Answer with a single number: the count of lines that hold "十年期国债收益率一路上行".

[Records about charts and figures]
--- start ---

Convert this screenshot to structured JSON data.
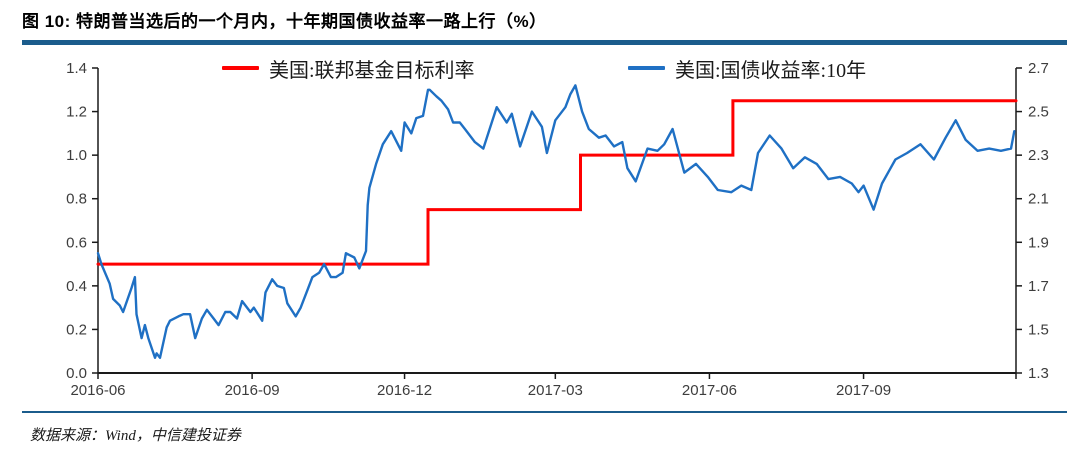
{
  "header": {
    "title": "图 10: 特朗普当选后的一个月内，十年期国债收益率一路上行（%）"
  },
  "footer": {
    "source": "数据来源：Wind，中信建投证券"
  },
  "colors": {
    "accent_bar": "#1b5c8c",
    "axis": "#1a1a1a",
    "tick_text": "#3d3d3d",
    "fedfunds_red": "#ff0000",
    "ust10y_blue": "#1f70c4"
  },
  "chart_data": {
    "type": "line",
    "title": "图 10: 特朗普当选后的一个月内，十年期国债收益率一路上行（%）",
    "grid": false,
    "legend_position": "top",
    "axes": {
      "left": {
        "min": 0.0,
        "max": 1.4,
        "ticks": [
          "0.0",
          "0.2",
          "0.4",
          "0.6",
          "0.8",
          "1.0",
          "1.2",
          "1.4"
        ]
      },
      "right": {
        "min": 1.3,
        "max": 2.7,
        "ticks": [
          "1.3",
          "1.5",
          "1.7",
          "1.9",
          "2.1",
          "2.3",
          "2.5",
          "2.7"
        ]
      },
      "x": {
        "start": "2016-06-01",
        "end": "2017-12-01",
        "ticks": [
          {
            "label": "2016-06",
            "date": "2016-06-01"
          },
          {
            "label": "2016-09",
            "date": "2016-09-01"
          },
          {
            "label": "2016-12",
            "date": "2016-12-01"
          },
          {
            "label": "2017-03",
            "date": "2017-03-01"
          },
          {
            "label": "2017-06",
            "date": "2017-06-01"
          },
          {
            "label": "2017-09",
            "date": "2017-09-01"
          },
          {
            "label": "",
            "date": "2017-12-01"
          }
        ]
      }
    },
    "series": [
      {
        "name": "美国:联邦基金目标利率",
        "axis": "left",
        "color": "#ff0000",
        "style": "step",
        "data": [
          [
            "2016-06-01",
            0.5
          ],
          [
            "2016-12-15",
            0.5
          ],
          [
            "2016-12-15",
            0.75
          ],
          [
            "2017-03-16",
            0.75
          ],
          [
            "2017-03-16",
            1.0
          ],
          [
            "2017-06-15",
            1.0
          ],
          [
            "2017-06-15",
            1.25
          ],
          [
            "2017-12-01",
            1.25
          ]
        ]
      },
      {
        "name": "美国:国债收益率:10年",
        "axis": "right",
        "color": "#1f70c4",
        "style": "line",
        "data": [
          [
            "2016-06-01",
            1.85
          ],
          [
            "2016-06-03",
            1.8
          ],
          [
            "2016-06-08",
            1.71
          ],
          [
            "2016-06-10",
            1.64
          ],
          [
            "2016-06-14",
            1.61
          ],
          [
            "2016-06-16",
            1.58
          ],
          [
            "2016-06-21",
            1.69
          ],
          [
            "2016-06-23",
            1.74
          ],
          [
            "2016-06-24",
            1.57
          ],
          [
            "2016-06-27",
            1.46
          ],
          [
            "2016-06-29",
            1.52
          ],
          [
            "2016-07-01",
            1.46
          ],
          [
            "2016-07-05",
            1.37
          ],
          [
            "2016-07-06",
            1.39
          ],
          [
            "2016-07-08",
            1.37
          ],
          [
            "2016-07-12",
            1.51
          ],
          [
            "2016-07-14",
            1.54
          ],
          [
            "2016-07-19",
            1.56
          ],
          [
            "2016-07-22",
            1.57
          ],
          [
            "2016-07-26",
            1.57
          ],
          [
            "2016-07-29",
            1.46
          ],
          [
            "2016-08-02",
            1.55
          ],
          [
            "2016-08-05",
            1.59
          ],
          [
            "2016-08-09",
            1.55
          ],
          [
            "2016-08-12",
            1.52
          ],
          [
            "2016-08-16",
            1.58
          ],
          [
            "2016-08-19",
            1.58
          ],
          [
            "2016-08-23",
            1.55
          ],
          [
            "2016-08-26",
            1.63
          ],
          [
            "2016-08-31",
            1.58
          ],
          [
            "2016-09-02",
            1.6
          ],
          [
            "2016-09-07",
            1.54
          ],
          [
            "2016-09-09",
            1.67
          ],
          [
            "2016-09-13",
            1.73
          ],
          [
            "2016-09-16",
            1.7
          ],
          [
            "2016-09-20",
            1.69
          ],
          [
            "2016-09-22",
            1.62
          ],
          [
            "2016-09-27",
            1.56
          ],
          [
            "2016-09-30",
            1.6
          ],
          [
            "2016-10-04",
            1.68
          ],
          [
            "2016-10-07",
            1.74
          ],
          [
            "2016-10-11",
            1.76
          ],
          [
            "2016-10-14",
            1.8
          ],
          [
            "2016-10-18",
            1.74
          ],
          [
            "2016-10-21",
            1.74
          ],
          [
            "2016-10-25",
            1.76
          ],
          [
            "2016-10-27",
            1.85
          ],
          [
            "2016-11-01",
            1.83
          ],
          [
            "2016-11-04",
            1.78
          ],
          [
            "2016-11-08",
            1.86
          ],
          [
            "2016-11-09",
            2.07
          ],
          [
            "2016-11-10",
            2.15
          ],
          [
            "2016-11-14",
            2.26
          ],
          [
            "2016-11-18",
            2.35
          ],
          [
            "2016-11-23",
            2.41
          ],
          [
            "2016-11-29",
            2.32
          ],
          [
            "2016-12-01",
            2.45
          ],
          [
            "2016-12-05",
            2.4
          ],
          [
            "2016-12-08",
            2.47
          ],
          [
            "2016-12-12",
            2.48
          ],
          [
            "2016-12-15",
            2.6
          ],
          [
            "2016-12-16",
            2.6
          ],
          [
            "2016-12-20",
            2.57
          ],
          [
            "2016-12-23",
            2.55
          ],
          [
            "2016-12-27",
            2.51
          ],
          [
            "2016-12-30",
            2.45
          ],
          [
            "2017-01-03",
            2.45
          ],
          [
            "2017-01-06",
            2.42
          ],
          [
            "2017-01-12",
            2.36
          ],
          [
            "2017-01-17",
            2.33
          ],
          [
            "2017-01-25",
            2.52
          ],
          [
            "2017-01-31",
            2.45
          ],
          [
            "2017-02-03",
            2.49
          ],
          [
            "2017-02-08",
            2.34
          ],
          [
            "2017-02-15",
            2.5
          ],
          [
            "2017-02-21",
            2.43
          ],
          [
            "2017-02-24",
            2.31
          ],
          [
            "2017-03-01",
            2.46
          ],
          [
            "2017-03-07",
            2.52
          ],
          [
            "2017-03-10",
            2.58
          ],
          [
            "2017-03-13",
            2.62
          ],
          [
            "2017-03-17",
            2.5
          ],
          [
            "2017-03-21",
            2.42
          ],
          [
            "2017-03-27",
            2.38
          ],
          [
            "2017-03-31",
            2.39
          ],
          [
            "2017-04-05",
            2.34
          ],
          [
            "2017-04-10",
            2.36
          ],
          [
            "2017-04-13",
            2.24
          ],
          [
            "2017-04-18",
            2.18
          ],
          [
            "2017-04-25",
            2.33
          ],
          [
            "2017-05-01",
            2.32
          ],
          [
            "2017-05-05",
            2.35
          ],
          [
            "2017-05-10",
            2.42
          ],
          [
            "2017-05-17",
            2.22
          ],
          [
            "2017-05-24",
            2.26
          ],
          [
            "2017-05-31",
            2.2
          ],
          [
            "2017-06-06",
            2.14
          ],
          [
            "2017-06-14",
            2.13
          ],
          [
            "2017-06-20",
            2.16
          ],
          [
            "2017-06-26",
            2.14
          ],
          [
            "2017-06-30",
            2.31
          ],
          [
            "2017-07-07",
            2.39
          ],
          [
            "2017-07-14",
            2.33
          ],
          [
            "2017-07-21",
            2.24
          ],
          [
            "2017-07-28",
            2.29
          ],
          [
            "2017-08-04",
            2.26
          ],
          [
            "2017-08-11",
            2.19
          ],
          [
            "2017-08-18",
            2.2
          ],
          [
            "2017-08-25",
            2.17
          ],
          [
            "2017-08-29",
            2.13
          ],
          [
            "2017-09-01",
            2.16
          ],
          [
            "2017-09-07",
            2.05
          ],
          [
            "2017-09-12",
            2.17
          ],
          [
            "2017-09-20",
            2.28
          ],
          [
            "2017-09-27",
            2.31
          ],
          [
            "2017-10-05",
            2.35
          ],
          [
            "2017-10-13",
            2.28
          ],
          [
            "2017-10-20",
            2.38
          ],
          [
            "2017-10-26",
            2.46
          ],
          [
            "2017-11-01",
            2.37
          ],
          [
            "2017-11-08",
            2.32
          ],
          [
            "2017-11-15",
            2.33
          ],
          [
            "2017-11-22",
            2.32
          ],
          [
            "2017-11-28",
            2.33
          ],
          [
            "2017-11-30",
            2.41
          ]
        ]
      }
    ]
  }
}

--- end ---

Reply: 2